(Data entries for graphics)
• • • • • • •
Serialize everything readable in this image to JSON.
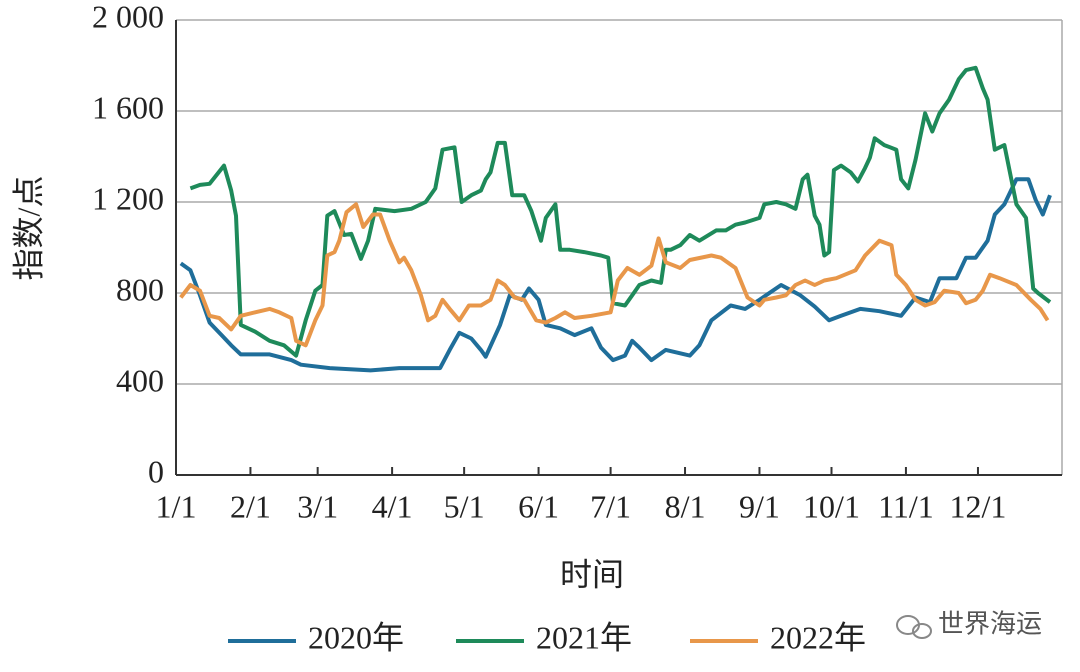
{
  "chart_data": {
    "type": "line",
    "ylabel": "指数/点",
    "xlabel": "时间",
    "watermark": "世界海运",
    "xlim": [
      1,
      370
    ],
    "ylim": [
      0,
      2000
    ],
    "xticks": [
      {
        "value": 1,
        "label": "1/1"
      },
      {
        "value": 32,
        "label": "2/1"
      },
      {
        "value": 60,
        "label": "3/1"
      },
      {
        "value": 91,
        "label": "4/1"
      },
      {
        "value": 121,
        "label": "5/1"
      },
      {
        "value": 152,
        "label": "6/1"
      },
      {
        "value": 182,
        "label": "7/1"
      },
      {
        "value": 213,
        "label": "8/1"
      },
      {
        "value": 244,
        "label": "9/1"
      },
      {
        "value": 274,
        "label": "10/1"
      },
      {
        "value": 305,
        "label": "11/1"
      },
      {
        "value": 335,
        "label": "12/1"
      }
    ],
    "yticks": [
      0,
      400,
      800,
      {
        "value": 1200,
        "label": "1 200"
      },
      {
        "value": 1600,
        "label": "1 600"
      },
      {
        "value": 2000,
        "label": "2 000"
      }
    ],
    "grid": true,
    "series": [
      {
        "name": "2020年",
        "color": "#1f6e9a",
        "x": [
          3,
          7,
          11,
          15,
          20,
          24,
          28,
          40,
          49,
          53,
          65,
          82,
          94,
          103,
          111,
          115,
          119,
          124,
          128,
          130,
          136,
          140,
          145,
          148,
          152,
          155,
          161,
          167,
          174,
          178,
          183,
          188,
          191,
          194,
          199,
          205,
          215,
          219,
          224,
          232,
          238,
          244,
          253,
          261,
          267,
          273,
          278,
          286,
          294,
          303,
          309,
          315,
          319,
          326,
          330,
          334,
          339,
          342,
          346,
          351,
          356,
          359,
          362,
          365
        ],
        "values": [
          930,
          900,
          790,
          670,
          615,
          570,
          530,
          530,
          505,
          485,
          470,
          460,
          470,
          470,
          470,
          550,
          625,
          600,
          550,
          520,
          660,
          790,
          770,
          820,
          770,
          660,
          645,
          615,
          645,
          560,
          505,
          525,
          590,
          560,
          505,
          550,
          525,
          570,
          680,
          745,
          730,
          770,
          835,
          790,
          740,
          680,
          700,
          730,
          720,
          700,
          780,
          760,
          865,
          865,
          955,
          955,
          1030,
          1145,
          1190,
          1300,
          1300,
          1210,
          1145,
          1230
        ]
      },
      {
        "name": "2021年",
        "color": "#1e8a5a",
        "x": [
          7,
          11,
          15,
          21,
          24,
          26,
          28,
          34,
          40,
          46,
          51,
          55,
          59,
          62,
          64,
          67,
          71,
          74,
          78,
          81,
          84,
          92,
          99,
          105,
          109,
          112,
          117,
          120,
          124,
          128,
          130,
          132,
          135,
          138,
          141,
          146,
          149,
          153,
          155,
          159,
          161,
          165,
          171,
          178,
          181,
          183,
          188,
          194,
          199,
          203,
          205,
          207,
          211,
          215,
          219,
          226,
          230,
          234,
          238,
          244,
          246,
          251,
          255,
          259,
          262,
          264,
          267,
          269,
          271,
          273,
          275,
          278,
          282,
          285,
          288,
          290,
          292,
          296,
          301,
          303,
          306,
          309,
          313,
          316,
          319,
          323,
          327,
          330,
          334,
          337,
          339,
          342,
          346,
          351,
          355,
          358,
          360,
          365
        ],
        "values": [
          1260,
          1275,
          1280,
          1360,
          1250,
          1140,
          660,
          630,
          590,
          570,
          525,
          680,
          810,
          835,
          1140,
          1160,
          1055,
          1060,
          950,
          1030,
          1170,
          1160,
          1170,
          1200,
          1260,
          1430,
          1440,
          1200,
          1230,
          1250,
          1300,
          1330,
          1460,
          1460,
          1230,
          1230,
          1160,
          1030,
          1130,
          1190,
          990,
          990,
          980,
          965,
          955,
          755,
          745,
          835,
          855,
          845,
          990,
          990,
          1010,
          1055,
          1030,
          1075,
          1075,
          1100,
          1110,
          1130,
          1190,
          1200,
          1190,
          1170,
          1300,
          1320,
          1140,
          1100,
          965,
          980,
          1340,
          1360,
          1330,
          1290,
          1350,
          1395,
          1480,
          1450,
          1430,
          1300,
          1260,
          1385,
          1590,
          1510,
          1590,
          1650,
          1740,
          1780,
          1790,
          1700,
          1650,
          1430,
          1450,
          1190,
          1130,
          820,
          800,
          760
        ]
      },
      {
        "name": "2022年",
        "color": "#e8974a",
        "x": [
          3,
          7,
          11,
          15,
          19,
          24,
          28,
          34,
          40,
          44,
          49,
          51,
          55,
          59,
          62,
          64,
          67,
          69,
          72,
          76,
          79,
          83,
          86,
          90,
          94,
          96,
          99,
          103,
          106,
          109,
          112,
          115,
          119,
          123,
          128,
          132,
          135,
          138,
          142,
          146,
          151,
          155,
          159,
          163,
          167,
          174,
          182,
          185,
          189,
          194,
          199,
          202,
          205,
          211,
          215,
          224,
          228,
          234,
          239,
          244,
          246,
          251,
          255,
          259,
          263,
          267,
          271,
          276,
          284,
          288,
          294,
          299,
          301,
          305,
          309,
          313,
          317,
          321,
          327,
          330,
          334,
          337,
          340,
          344,
          351,
          357,
          361,
          364
        ],
        "values": [
          780,
          835,
          810,
          700,
          690,
          640,
          700,
          715,
          730,
          715,
          690,
          590,
          570,
          680,
          745,
          965,
          980,
          1030,
          1155,
          1190,
          1090,
          1145,
          1145,
          1030,
          935,
          955,
          900,
          790,
          680,
          700,
          770,
          730,
          680,
          745,
          745,
          770,
          855,
          835,
          780,
          770,
          680,
          670,
          690,
          715,
          690,
          700,
          715,
          855,
          910,
          880,
          920,
          1040,
          935,
          910,
          945,
          965,
          955,
          910,
          780,
          745,
          770,
          780,
          790,
          835,
          855,
          835,
          855,
          865,
          900,
          965,
          1030,
          1010,
          880,
          835,
          770,
          745,
          760,
          810,
          800,
          755,
          770,
          810,
          880,
          865,
          835,
          770,
          730,
          680
        ]
      }
    ]
  }
}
• • • • • • •
A line counts if it holds the word "color". Work out how many lines in the listing count, and give only that number.

3